GIVEN TASK →
Gather from the listing below each line that includes the word "businesses", and copy it.

Stored records →
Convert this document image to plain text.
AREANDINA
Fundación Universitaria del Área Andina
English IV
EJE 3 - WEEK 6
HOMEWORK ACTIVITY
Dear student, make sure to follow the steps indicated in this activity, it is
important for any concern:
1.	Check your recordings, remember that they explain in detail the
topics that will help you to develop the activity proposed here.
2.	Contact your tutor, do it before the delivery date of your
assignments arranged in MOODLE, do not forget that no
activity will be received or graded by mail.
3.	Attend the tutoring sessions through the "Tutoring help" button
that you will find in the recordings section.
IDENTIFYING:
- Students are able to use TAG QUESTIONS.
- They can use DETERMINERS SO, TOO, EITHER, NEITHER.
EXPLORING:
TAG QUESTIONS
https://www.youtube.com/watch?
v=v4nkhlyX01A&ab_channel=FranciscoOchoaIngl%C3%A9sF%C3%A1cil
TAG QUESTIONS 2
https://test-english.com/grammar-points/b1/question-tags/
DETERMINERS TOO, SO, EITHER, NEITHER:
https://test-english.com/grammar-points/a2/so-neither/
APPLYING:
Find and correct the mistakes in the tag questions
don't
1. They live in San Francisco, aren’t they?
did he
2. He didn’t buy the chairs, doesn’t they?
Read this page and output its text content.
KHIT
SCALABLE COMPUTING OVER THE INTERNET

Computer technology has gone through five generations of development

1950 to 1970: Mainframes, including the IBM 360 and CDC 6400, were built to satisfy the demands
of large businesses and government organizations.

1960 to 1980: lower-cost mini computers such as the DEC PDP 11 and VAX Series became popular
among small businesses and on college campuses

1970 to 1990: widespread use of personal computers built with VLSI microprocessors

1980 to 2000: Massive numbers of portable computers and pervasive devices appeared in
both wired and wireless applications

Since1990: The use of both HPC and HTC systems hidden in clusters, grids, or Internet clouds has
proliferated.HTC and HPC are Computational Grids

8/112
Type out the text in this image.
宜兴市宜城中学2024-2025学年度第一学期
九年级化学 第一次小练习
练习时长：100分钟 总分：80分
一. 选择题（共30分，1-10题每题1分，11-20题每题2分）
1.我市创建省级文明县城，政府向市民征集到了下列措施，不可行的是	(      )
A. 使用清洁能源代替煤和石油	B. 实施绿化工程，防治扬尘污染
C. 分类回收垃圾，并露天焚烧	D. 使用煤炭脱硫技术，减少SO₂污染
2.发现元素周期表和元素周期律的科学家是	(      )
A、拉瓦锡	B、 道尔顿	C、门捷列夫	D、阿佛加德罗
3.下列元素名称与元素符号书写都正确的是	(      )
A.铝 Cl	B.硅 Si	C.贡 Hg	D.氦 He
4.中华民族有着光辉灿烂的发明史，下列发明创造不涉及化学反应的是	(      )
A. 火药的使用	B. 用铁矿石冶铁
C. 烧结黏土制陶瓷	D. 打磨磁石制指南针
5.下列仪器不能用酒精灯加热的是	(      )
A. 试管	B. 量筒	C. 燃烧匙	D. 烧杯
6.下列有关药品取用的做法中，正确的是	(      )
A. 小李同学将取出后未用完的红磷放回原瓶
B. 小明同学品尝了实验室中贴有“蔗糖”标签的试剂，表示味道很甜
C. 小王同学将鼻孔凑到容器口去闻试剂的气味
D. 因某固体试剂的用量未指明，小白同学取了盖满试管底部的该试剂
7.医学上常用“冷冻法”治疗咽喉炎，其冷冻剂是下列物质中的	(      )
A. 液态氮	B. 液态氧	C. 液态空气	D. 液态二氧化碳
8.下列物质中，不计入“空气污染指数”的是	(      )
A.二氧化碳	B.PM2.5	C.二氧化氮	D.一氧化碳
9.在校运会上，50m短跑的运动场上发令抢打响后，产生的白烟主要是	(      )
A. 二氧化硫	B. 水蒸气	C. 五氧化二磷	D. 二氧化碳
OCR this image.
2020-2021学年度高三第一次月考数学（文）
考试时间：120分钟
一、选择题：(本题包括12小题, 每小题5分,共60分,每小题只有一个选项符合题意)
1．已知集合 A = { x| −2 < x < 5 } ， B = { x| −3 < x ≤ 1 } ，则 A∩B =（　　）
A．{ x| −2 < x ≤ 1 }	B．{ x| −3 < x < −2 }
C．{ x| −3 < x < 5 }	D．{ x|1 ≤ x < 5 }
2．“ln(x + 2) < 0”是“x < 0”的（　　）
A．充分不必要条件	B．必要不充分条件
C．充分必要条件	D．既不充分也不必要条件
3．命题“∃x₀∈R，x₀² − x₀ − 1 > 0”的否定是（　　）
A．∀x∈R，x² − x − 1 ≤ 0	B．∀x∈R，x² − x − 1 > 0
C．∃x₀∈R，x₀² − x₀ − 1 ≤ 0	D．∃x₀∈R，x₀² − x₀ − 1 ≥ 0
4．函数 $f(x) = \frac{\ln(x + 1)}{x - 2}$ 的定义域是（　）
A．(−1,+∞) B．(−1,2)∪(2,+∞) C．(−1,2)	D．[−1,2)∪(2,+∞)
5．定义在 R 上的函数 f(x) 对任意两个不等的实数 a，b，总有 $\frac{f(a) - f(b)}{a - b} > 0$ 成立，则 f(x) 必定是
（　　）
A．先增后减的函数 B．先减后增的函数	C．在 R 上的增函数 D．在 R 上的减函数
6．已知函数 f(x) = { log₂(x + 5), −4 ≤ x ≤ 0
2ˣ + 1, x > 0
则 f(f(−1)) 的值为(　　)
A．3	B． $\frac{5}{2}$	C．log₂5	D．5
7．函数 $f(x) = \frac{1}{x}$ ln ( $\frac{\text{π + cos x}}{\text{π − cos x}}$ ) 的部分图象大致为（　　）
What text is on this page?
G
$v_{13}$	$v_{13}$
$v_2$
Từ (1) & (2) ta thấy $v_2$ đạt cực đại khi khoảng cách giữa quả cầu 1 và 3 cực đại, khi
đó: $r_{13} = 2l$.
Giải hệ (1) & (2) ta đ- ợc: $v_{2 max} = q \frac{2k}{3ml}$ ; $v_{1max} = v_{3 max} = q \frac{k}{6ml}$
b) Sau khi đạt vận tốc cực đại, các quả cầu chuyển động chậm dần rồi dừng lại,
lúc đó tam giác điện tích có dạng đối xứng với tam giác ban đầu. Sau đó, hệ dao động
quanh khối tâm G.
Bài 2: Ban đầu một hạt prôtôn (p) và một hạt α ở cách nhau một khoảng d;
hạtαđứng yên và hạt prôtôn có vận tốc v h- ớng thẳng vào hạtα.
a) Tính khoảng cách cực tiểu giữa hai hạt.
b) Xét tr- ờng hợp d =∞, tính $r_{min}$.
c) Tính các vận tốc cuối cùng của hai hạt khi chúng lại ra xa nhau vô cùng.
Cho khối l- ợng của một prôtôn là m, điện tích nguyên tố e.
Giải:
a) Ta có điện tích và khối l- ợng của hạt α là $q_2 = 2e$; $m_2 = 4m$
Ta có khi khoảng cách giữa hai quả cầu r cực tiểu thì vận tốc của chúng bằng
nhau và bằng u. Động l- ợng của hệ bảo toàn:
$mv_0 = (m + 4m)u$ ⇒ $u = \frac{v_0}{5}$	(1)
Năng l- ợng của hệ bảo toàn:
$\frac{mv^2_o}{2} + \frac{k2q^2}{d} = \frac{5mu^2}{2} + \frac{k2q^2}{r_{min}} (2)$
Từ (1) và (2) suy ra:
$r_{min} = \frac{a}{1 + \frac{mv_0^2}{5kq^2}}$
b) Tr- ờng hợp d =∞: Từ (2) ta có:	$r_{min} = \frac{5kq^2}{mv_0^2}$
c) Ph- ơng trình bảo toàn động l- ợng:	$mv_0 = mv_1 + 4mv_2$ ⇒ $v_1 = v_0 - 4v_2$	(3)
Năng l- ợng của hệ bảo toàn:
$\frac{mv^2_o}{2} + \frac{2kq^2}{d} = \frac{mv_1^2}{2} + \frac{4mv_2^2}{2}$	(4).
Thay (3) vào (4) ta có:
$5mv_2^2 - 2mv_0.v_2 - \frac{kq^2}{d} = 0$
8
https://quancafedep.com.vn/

TASK RESPONSE →
of large businesses and government organizations.
among small businesses and on college campuses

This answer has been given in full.